* DIRECTIONS *
Transcribe all records exactly.

* INFORMATION GIVEN *
--------------------
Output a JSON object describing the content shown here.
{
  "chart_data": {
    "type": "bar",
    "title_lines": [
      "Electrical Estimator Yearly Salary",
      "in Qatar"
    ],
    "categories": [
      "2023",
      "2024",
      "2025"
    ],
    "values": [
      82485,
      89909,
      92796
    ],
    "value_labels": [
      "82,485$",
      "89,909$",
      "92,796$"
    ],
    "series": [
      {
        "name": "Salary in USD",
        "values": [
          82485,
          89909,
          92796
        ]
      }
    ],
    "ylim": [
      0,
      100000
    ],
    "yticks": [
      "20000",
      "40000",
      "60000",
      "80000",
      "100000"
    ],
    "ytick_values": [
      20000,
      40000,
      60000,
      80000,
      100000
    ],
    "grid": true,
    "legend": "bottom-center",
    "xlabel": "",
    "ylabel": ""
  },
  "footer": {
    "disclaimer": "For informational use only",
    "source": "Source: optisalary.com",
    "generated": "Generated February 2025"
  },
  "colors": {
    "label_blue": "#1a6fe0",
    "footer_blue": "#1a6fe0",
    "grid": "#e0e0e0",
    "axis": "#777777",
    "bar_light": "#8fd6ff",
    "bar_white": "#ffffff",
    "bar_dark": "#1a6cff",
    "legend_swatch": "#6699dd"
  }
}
--------------------
* TASK OUTPUT *
Output a JSON object describing the content shown here.
{
  "chart_data": {
    "type": "bar",
    "title_lines": [
      "Electrical Estimator Yearly Salary",
      "in Qatar"
    ],
    "categories": [
      "2023",
      "2024",
      "2025"
    ],
    "values": [
      82485,
      89909,
      92796
    ],
    "value_labels": [
      "82,485$",
      "89,909$",
      "92,796$"
    ],
    "series": [
      {
        "name": "Salary in USD",
        "values": [
          82485,
          89909,
          92796
        ]
      }
    ],
    "ylim": [
      0,
      100000
    ],
    "yticks": [
      "20000",
      "40000",
      "60000",
      "80000",
      "100000"
    ],
    "ytick_values": [
      20000,
      40000,
      60000,
      80000,
      100000
    ],
    "grid": true,
    "legend": "bottom-center",
    "xlabel": "",
    "ylabel": ""
  },
  "footer": {
    "disclaimer": "For informational use only",
    "source": "Source: optisalary.com",
    "generated": "Generated February 2025"
  },
  "colors": {
    "label_blue": "#1a6fe0",
    "footer_blue": "#1a6fe0",
    "grid": "#e0e0e0",
    "axis": "#777777",
    "bar_light": "#8fd6ff",
    "bar_white": "#ffffff",
    "bar_dark": "#1a6cff",
    "legend_swatch": "#6699dd"
  }
}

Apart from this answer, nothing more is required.